Records shown:
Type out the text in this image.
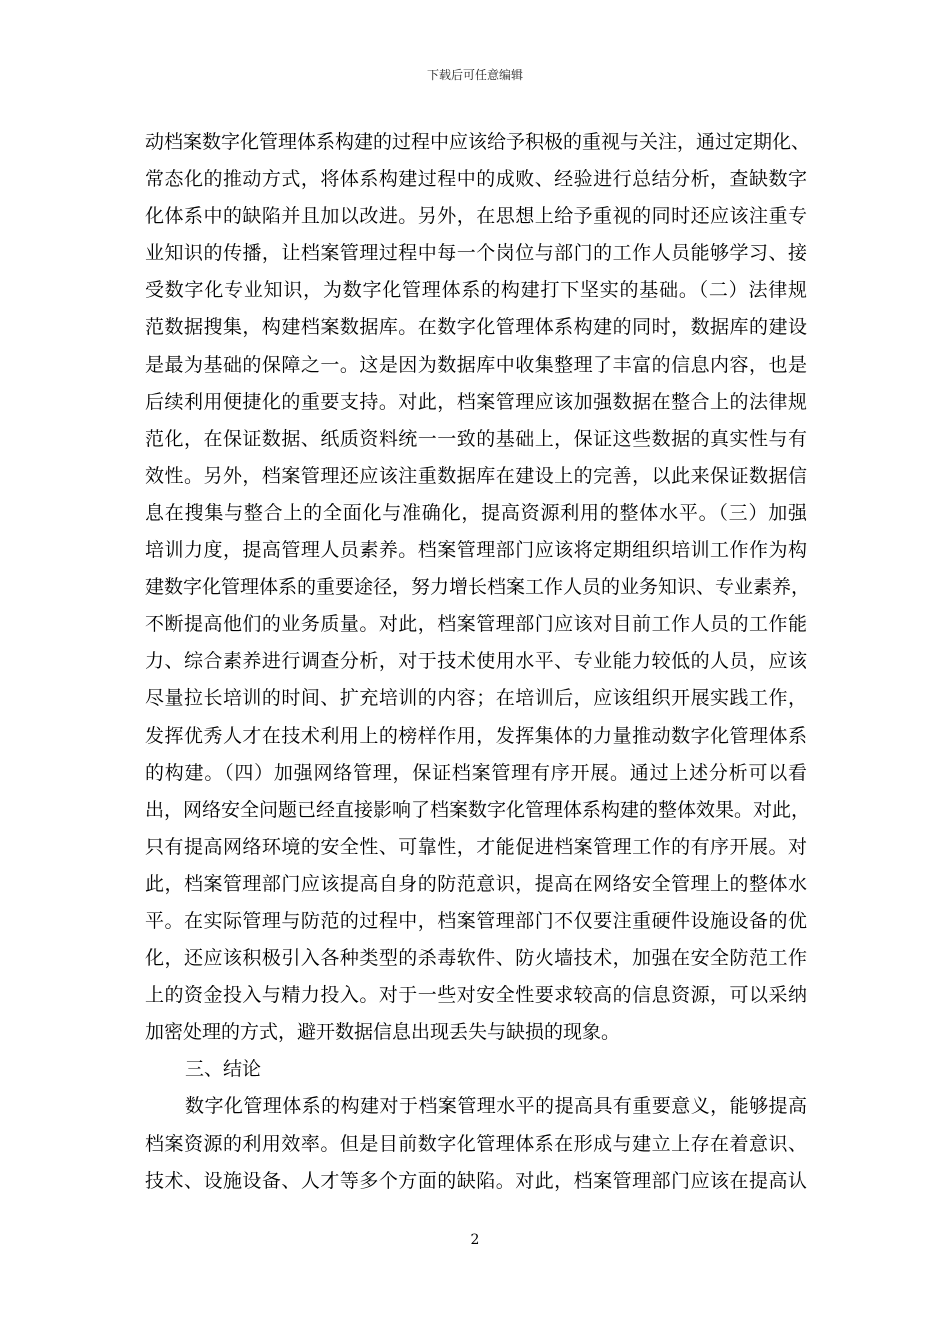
下载后可任意编辑
动档案数字化管理体系构建的过程中应该给予积极的重视与关注，通过定期化、
常态化的推动方式，将体系构建过程中的成败、经验进行总结分析，查缺数字
化体系中的缺陷并且加以改进。另外，在思想上给予重视的同时还应该注重专
业知识的传播，让档案管理过程中每一个岗位与部门的工作人员能够学习、接
受数字化专业知识，为数字化管理体系的构建打下坚实的基础。（二）法律规
范数据搜集，构建档案数据库。在数字化管理体系构建的同时，数据库的建设
是最为基础的保障之一。这是因为数据库中收集整理了丰富的信息内容，也是
后续利用便捷化的重要支持。对此，档案管理应该加强数据在整合上的法律规
范化，在保证数据、纸质资料统一一致的基础上，保证这些数据的真实性与有
效性。另外，档案管理还应该注重数据库在建设上的完善，以此来保证数据信
息在搜集与整合上的全面化与准确化，提高资源利用的整体水平。（三）加强
培训力度，提高管理人员素养。档案管理部门应该将定期组织培训工作作为构
建数字化管理体系的重要途径，努力增长档案工作人员的业务知识、专业素养，
不断提高他们的业务质量。对此，档案管理部门应该对目前工作人员的工作能
力、综合素养进行调查分析，对于技术使用水平、专业能力较低的人员，应该
尽量拉长培训的时间、扩充培训的内容；在培训后，应该组织开展实践工作，
发挥优秀人才在技术利用上的榜样作用，发挥集体的力量推动数字化管理体系
的构建。（四）加强网络管理，保证档案管理有序开展。通过上述分析可以看
出，网络安全问题已经直接影响了档案数字化管理体系构建的整体效果。对此，
只有提高网络环境的安全性、可靠性，才能促进档案管理工作的有序开展。对
此，档案管理部门应该提高自身的防范意识，提高在网络安全管理上的整体水
平。在实际管理与防范的过程中，档案管理部门不仅要注重硬件设施设备的优
化，还应该积极引入各种类型的杀毒软件、防火墙技术，加强在安全防范工作
上的资金投入与精力投入。对于一些对安全性要求较高的信息资源，可以采纳
加密处理的方式，避开数据信息出现丢失与缺损的现象。
三、结论
数字化管理体系的构建对于档案管理水平的提高具有重要意义，能够提高
档案资源的利用效率。但是目前数字化管理体系在形成与建立上存在着意识、
技术、设施设备、人才等多个方面的缺陷。对此，档案管理部门应该在提高认
2
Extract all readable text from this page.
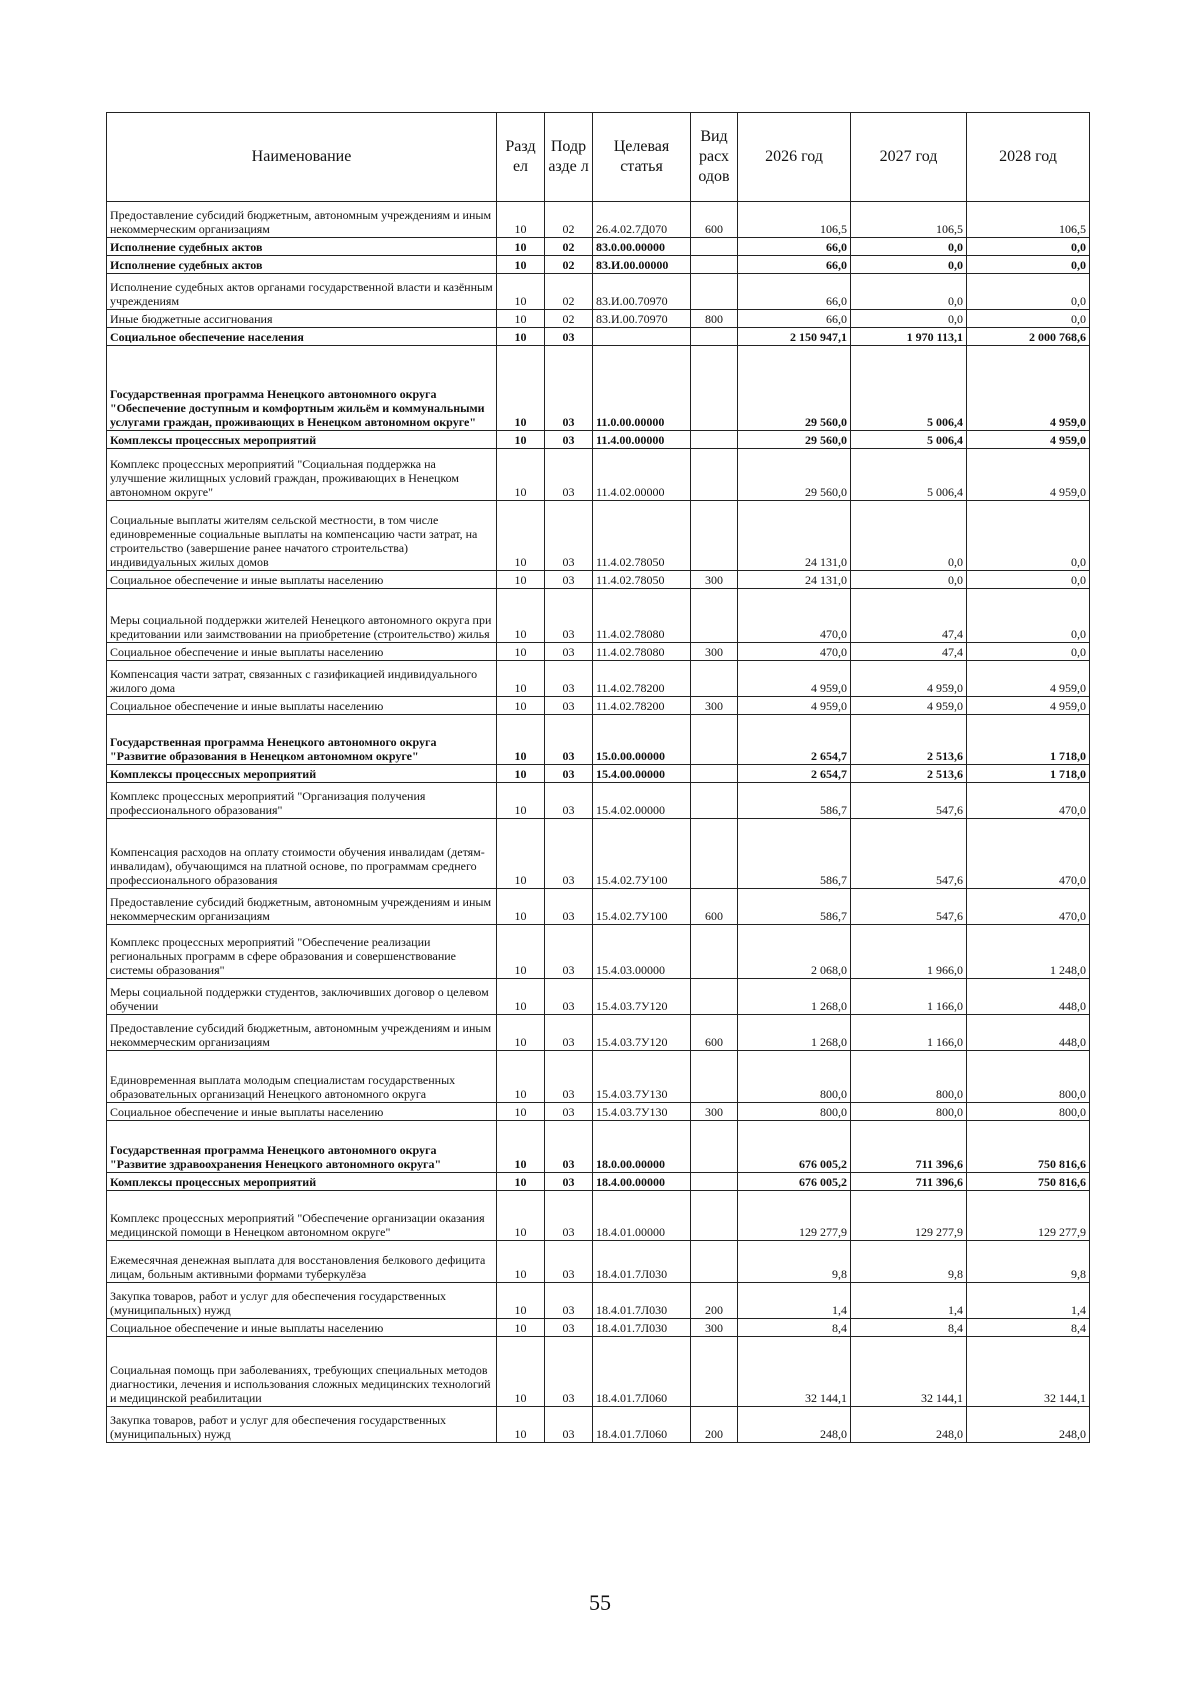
Наименование	Разд ел	Подр азде л	Целевая статья	Вид расх одов	2026 год	2027 год	2028 год
Предоставление субсидий бюджетным, автономным учреждениям и иным некоммерческим организациям	10	02	26.4.02.7Д070	600	106,5	106,5	106,5
Исполнение судебных актов	10	02	83.0.00.00000		66,0	0,0	0,0
Исполнение судебных актов	10	02	83.И.00.00000		66,0	0,0	0,0
Исполнение судебных актов органами государственной власти и казённым учреждениям	10	02	83.И.00.70970		66,0	0,0	0,0
Иные бюджетные ассигнования	10	02	83.И.00.70970	800	66,0	0,0	0,0
Социальное обеспечение населения	10	03			2 150 947,1	1 970 113,1	2 000 768,6
Государственная программа Ненецкого автономного округа "Обеспечение доступным и комфортным жильём и коммунальными услугами граждан, проживающих в Ненецком автономном округе"	10	03	11.0.00.00000		29 560,0	5 006,4	4 959,0
Комплексы процессных мероприятий	10	03	11.4.00.00000		29 560,0	5 006,4	4 959,0
Комплекс процессных мероприятий "Социальная поддержка на улучшение жилищных условий граждан, проживающих в Ненецком автономном округе"	10	03	11.4.02.00000		29 560,0	5 006,4	4 959,0
Социальные выплаты жителям сельской местности, в том числе единовременные социальные выплаты на компенсацию части затрат, на строительство (завершение ранее начатого строительства) индивидуальных жилых домов	10	03	11.4.02.78050		24 131,0	0,0	0,0
Социальное обеспечение и иные выплаты населению	10	03	11.4.02.78050	300	24 131,0	0,0	0,0
Меры социальной поддержки жителей Ненецкого автономного округа при кредитовании или заимствовании на приобретение (строительство) жилья	10	03	11.4.02.78080		470,0	47,4	0,0
Социальное обеспечение и иные выплаты населению	10	03	11.4.02.78080	300	470,0	47,4	0,0
Компенсация части затрат, связанных с газификацией индивидуального жилого дома	10	03	11.4.02.78200		4 959,0	4 959,0	4 959,0
Социальное обеспечение и иные выплаты населению	10	03	11.4.02.78200	300	4 959,0	4 959,0	4 959,0
Государственная программа Ненецкого автономного округа "Развитие образования в Ненецком автономном округе"	10	03	15.0.00.00000		2 654,7	2 513,6	1 718,0
Комплексы процессных мероприятий	10	03	15.4.00.00000		2 654,7	2 513,6	1 718,0
Комплекс процессных мероприятий "Организация получения профессионального образования"	10	03	15.4.02.00000		586,7	547,6	470,0
Компенсация расходов на оплату стоимости обучения инвалидам (детям-инвалидам), обучающимся на платной основе, по программам среднего профессионального образования	10	03	15.4.02.7У100		586,7	547,6	470,0
Предоставление субсидий бюджетным, автономным учреждениям и иным некоммерческим организациям	10	03	15.4.02.7У100	600	586,7	547,6	470,0
Комплекс процессных мероприятий "Обеспечение реализации региональных программ в сфере образования и совершенствование системы образования"	10	03	15.4.03.00000		2 068,0	1 966,0	1 248,0
Меры социальной поддержки студентов, заключивших договор о целевом обучении	10	03	15.4.03.7У120		1 268,0	1 166,0	448,0
Предоставление субсидий бюджетным, автономным учреждениям и иным некоммерческим организациям	10	03	15.4.03.7У120	600	1 268,0	1 166,0	448,0
Единовременная выплата молодым специалистам государственных образовательных организаций Ненецкого автономного округа	10	03	15.4.03.7У130		800,0	800,0	800,0
Социальное обеспечение и иные выплаты населению	10	03	15.4.03.7У130	300	800,0	800,0	800,0
Государственная программа Ненецкого автономного округа "Развитие здравоохранения Ненецкого автономного округа"	10	03	18.0.00.00000		676 005,2	711 396,6	750 816,6
Комплексы процессных мероприятий	10	03	18.4.00.00000		676 005,2	711 396,6	750 816,6
Комплекс процессных мероприятий "Обеспечение организации оказания медицинской помощи в Ненецком автономном округе"	10	03	18.4.01.00000		129 277,9	129 277,9	129 277,9
Ежемесячная денежная выплата для восстановления белкового дефицита лицам, больным активными формами туберкулёза	10	03	18.4.01.7Л030		9,8	9,8	9,8
Закупка товаров, работ и услуг для обеспечения государственных (муниципальных) нужд	10	03	18.4.01.7Л030	200	1,4	1,4	1,4
Социальное обеспечение и иные выплаты населению	10	03	18.4.01.7Л030	300	8,4	8,4	8,4
Социальная помощь при заболеваниях, требующих специальных методов диагностики, лечения и использования сложных медицинских технологий и медицинской реабилитации	10	03	18.4.01.7Л060		32 144,1	32 144,1	32 144,1
Закупка товаров, работ и услуг для обеспечения государственных (муниципальных) нужд	10	03	18.4.01.7Л060	200	248,0	248,0	248,0
55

Problem:
Working from the lines above, reproduce the material exactly and exclude its pictures.

Complete output:
Type out the text in this image.
下载后可任意编辑
动档案数字化管理体系构建的过程中应该给予积极的重视与关注，通过定期化、
常态化的推动方式，将体系构建过程中的成败、经验进行总结分析，查缺数字
化体系中的缺陷并且加以改进。另外，在思想上给予重视的同时还应该注重专
业知识的传播，让档案管理过程中每一个岗位与部门的工作人员能够学习、接
受数字化专业知识，为数字化管理体系的构建打下坚实的基础。（二）法律规
范数据搜集，构建档案数据库。在数字化管理体系构建的同时，数据库的建设
是最为基础的保障之一。这是因为数据库中收集整理了丰富的信息内容，也是
后续利用便捷化的重要支持。对此，档案管理应该加强数据在整合上的法律规
范化，在保证数据、纸质资料统一一致的基础上，保证这些数据的真实性与有
效性。另外，档案管理还应该注重数据库在建设上的完善，以此来保证数据信
息在搜集与整合上的全面化与准确化，提高资源利用的整体水平。（三）加强
培训力度，提高管理人员素养。档案管理部门应该将定期组织培训工作作为构
建数字化管理体系的重要途径，努力增长档案工作人员的业务知识、专业素养，
不断提高他们的业务质量。对此，档案管理部门应该对目前工作人员的工作能
力、综合素养进行调查分析，对于技术使用水平、专业能力较低的人员，应该
尽量拉长培训的时间、扩充培训的内容；在培训后，应该组织开展实践工作，
发挥优秀人才在技术利用上的榜样作用，发挥集体的力量推动数字化管理体系
的构建。（四）加强网络管理，保证档案管理有序开展。通过上述分析可以看
出，网络安全问题已经直接影响了档案数字化管理体系构建的整体效果。对此，
只有提高网络环境的安全性、可靠性，才能促进档案管理工作的有序开展。对
此，档案管理部门应该提高自身的防范意识，提高在网络安全管理上的整体水
平。在实际管理与防范的过程中，档案管理部门不仅要注重硬件设施设备的优
化，还应该积极引入各种类型的杀毒软件、防火墙技术，加强在安全防范工作
上的资金投入与精力投入。对于一些对安全性要求较高的信息资源，可以采纳
加密处理的方式，避开数据信息出现丢失与缺损的现象。
三、结论
数字化管理体系的构建对于档案管理水平的提高具有重要意义，能够提高
档案资源的利用效率。但是目前数字化管理体系在形成与建立上存在着意识、
技术、设施设备、人才等多个方面的缺陷。对此，档案管理部门应该在提高认
2
Extract all readable text from this page.
Наименование	Разд ел	Подр азде л	Целевая статья	Вид расх одов	2026 год	2027 год	2028 год
Предоставление субсидий бюджетным, автономным учреждениям и иным некоммерческим организациям	10	02	26.4.02.7Д070	600	106,5	106,5	106,5
Исполнение судебных актов	10	02	83.0.00.00000		66,0	0,0	0,0
Исполнение судебных актов	10	02	83.И.00.00000		66,0	0,0	0,0
Исполнение судебных актов органами государственной власти и казённым учреждениям	10	02	83.И.00.70970		66,0	0,0	0,0
Иные бюджетные ассигнования	10	02	83.И.00.70970	800	66,0	0,0	0,0
Социальное обеспечение населения	10	03			2 150 947,1	1 970 113,1	2 000 768,6
Государственная программа Ненецкого автономного округа "Обеспечение доступным и комфортным жильём и коммунальными услугами граждан, проживающих в Ненецком автономном округе"	10	03	11.0.00.00000		29 560,0	5 006,4	4 959,0
Комплексы процессных мероприятий	10	03	11.4.00.00000		29 560,0	5 006,4	4 959,0
Комплекс процессных мероприятий "Социальная поддержка на улучшение жилищных условий граждан, проживающих в Ненецком автономном округе"	10	03	11.4.02.00000		29 560,0	5 006,4	4 959,0
Социальные выплаты жителям сельской местности, в том числе единовременные социальные выплаты на компенсацию части затрат, на строительство (завершение ранее начатого строительства) индивидуальных жилых домов	10	03	11.4.02.78050		24 131,0	0,0	0,0
Социальное обеспечение и иные выплаты населению	10	03	11.4.02.78050	300	24 131,0	0,0	0,0
Меры социальной поддержки жителей Ненецкого автономного округа при кредитовании или заимствовании на приобретение (строительство) жилья	10	03	11.4.02.78080		470,0	47,4	0,0
Социальное обеспечение и иные выплаты населению	10	03	11.4.02.78080	300	470,0	47,4	0,0
Компенсация части затрат, связанных с газификацией индивидуального жилого дома	10	03	11.4.02.78200		4 959,0	4 959,0	4 959,0
Социальное обеспечение и иные выплаты населению	10	03	11.4.02.78200	300	4 959,0	4 959,0	4 959,0
Государственная программа Ненецкого автономного округа "Развитие образования в Ненецком автономном округе"	10	03	15.0.00.00000		2 654,7	2 513,6	1 718,0
Комплексы процессных мероприятий	10	03	15.4.00.00000		2 654,7	2 513,6	1 718,0
Комплекс процессных мероприятий "Организация получения профессионального образования"	10	03	15.4.02.00000		586,7	547,6	470,0
Компенсация расходов на оплату стоимости обучения инвалидам (детям-инвалидам), обучающимся на платной основе, по программам среднего профессионального образования	10	03	15.4.02.7У100		586,7	547,6	470,0
Предоставление субсидий бюджетным, автономным учреждениям и иным некоммерческим организациям	10	03	15.4.02.7У100	600	586,7	547,6	470,0
Комплекс процессных мероприятий "Обеспечение реализации региональных программ в сфере образования и совершенствование системы образования"	10	03	15.4.03.00000		2 068,0	1 966,0	1 248,0
Меры социальной поддержки студентов, заключивших договор о целевом обучении	10	03	15.4.03.7У120		1 268,0	1 166,0	448,0
Предоставление субсидий бюджетным, автономным учреждениям и иным некоммерческим организациям	10	03	15.4.03.7У120	600	1 268,0	1 166,0	448,0
Единовременная выплата молодым специалистам государственных образовательных организаций Ненецкого автономного округа	10	03	15.4.03.7У130		800,0	800,0	800,0
Социальное обеспечение и иные выплаты населению	10	03	15.4.03.7У130	300	800,0	800,0	800,0
Государственная программа Ненецкого автономного округа "Развитие здравоохранения Ненецкого автономного округа"	10	03	18.0.00.00000		676 005,2	711 396,6	750 816,6
Комплексы процессных мероприятий	10	03	18.4.00.00000		676 005,2	711 396,6	750 816,6
Комплекс процессных мероприятий "Обеспечение организации оказания медицинской помощи в Ненецком автономном округе"	10	03	18.4.01.00000		129 277,9	129 277,9	129 277,9
Ежемесячная денежная выплата для восстановления белкового дефицита лицам, больным активными формами туберкулёза	10	03	18.4.01.7Л030		9,8	9,8	9,8
Закупка товаров, работ и услуг для обеспечения государственных (муниципальных) нужд	10	03	18.4.01.7Л030	200	1,4	1,4	1,4
Социальное обеспечение и иные выплаты населению	10	03	18.4.01.7Л030	300	8,4	8,4	8,4
Социальная помощь при заболеваниях, требующих специальных методов диагностики, лечения и использования сложных медицинских технологий и медицинской реабилитации	10	03	18.4.01.7Л060		32 144,1	32 144,1	32 144,1
Закупка товаров, работ и услуг для обеспечения государственных (муниципальных) нужд	10	03	18.4.01.7Л060	200	248,0	248,0	248,0
55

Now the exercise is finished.